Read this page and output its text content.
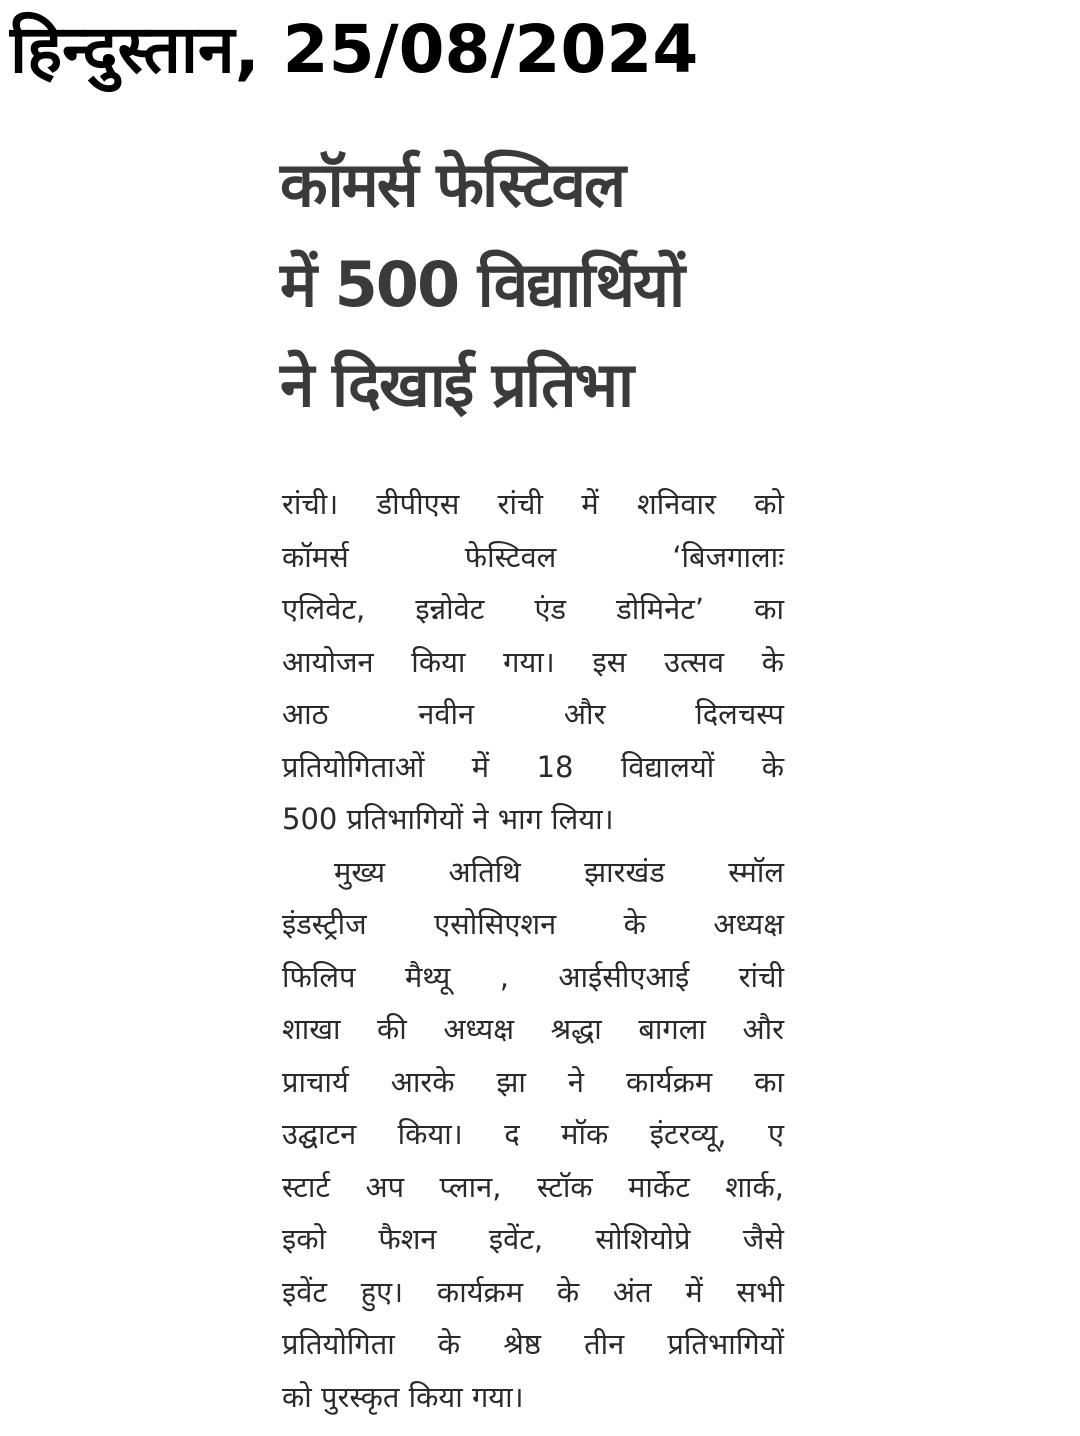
हिन्दुस्तान, 25/08/2024
कॉमर्स फेस्टिवल
में 500 विद्यार्थियों
ने दिखाई प्रतिभा
रांची। डीपीएस रांची में शनिवार को
कॉमर्स फेस्टिवल ‘बिजगालाः
एलिवेट, इन्नोवेट एंड डोमिनेट’ का
आयोजन किया गया। इस उत्सव के
आठ नवीन और दिलचस्प
प्रतियोगिताओं में 18 विद्यालयों के
500 प्रतिभागियों ने भाग लिया।
मुख्य अतिथि झारखंड स्मॉल
इंडस्ट्रीज एसोसिएशन के अध्यक्ष
फिलिप मैथ्यू , आईसीएआई रांची
शाखा की अध्यक्ष श्रद्धा बागला और
प्राचार्य आरके झा ने कार्यक्रम का
उद्घाटन किया। द मॉक इंटरव्यू, ए
स्टार्ट अप प्लान, स्टॉक मार्केट शार्क,
इको फैशन इवेंट, सोशियोप्रे जैसे
इवेंट हुए। कार्यक्रम के अंत में सभी
प्रतियोगिता के श्रेष्ठ तीन प्रतिभागियों
को पुरस्कृत किया गया।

-------

EXERCISE DETAILS:
Quote the preceding records in their entirety, excluding every picture.

CORRECT RESPONSE:
Read this page and output its text content.
हिन्दुस्तान, 25/08/2024
कॉमर्स फेस्टिवल
में 500 विद्यार्थियों
ने दिखाई प्रतिभा
रांची। डीपीएस रांची में शनिवार को
कॉमर्स फेस्टिवल ‘बिजगालाः
एलिवेट, इन्नोवेट एंड डोमिनेट’ का
आयोजन किया गया। इस उत्सव के
आठ नवीन और दिलचस्प
प्रतियोगिताओं में 18 विद्यालयों के
500 प्रतिभागियों ने भाग लिया।
मुख्य अतिथि झारखंड स्मॉल
इंडस्ट्रीज एसोसिएशन के अध्यक्ष
फिलिप मैथ्यू , आईसीएआई रांची
शाखा की अध्यक्ष श्रद्धा बागला और
प्राचार्य आरके झा ने कार्यक्रम का
उद्घाटन किया। द मॉक इंटरव्यू, ए
स्टार्ट अप प्लान, स्टॉक मार्केट शार्क,
इको फैशन इवेंट, सोशियोप्रे जैसे
इवेंट हुए। कार्यक्रम के अंत में सभी
प्रतियोगिता के श्रेष्ठ तीन प्रतिभागियों
को पुरस्कृत किया गया।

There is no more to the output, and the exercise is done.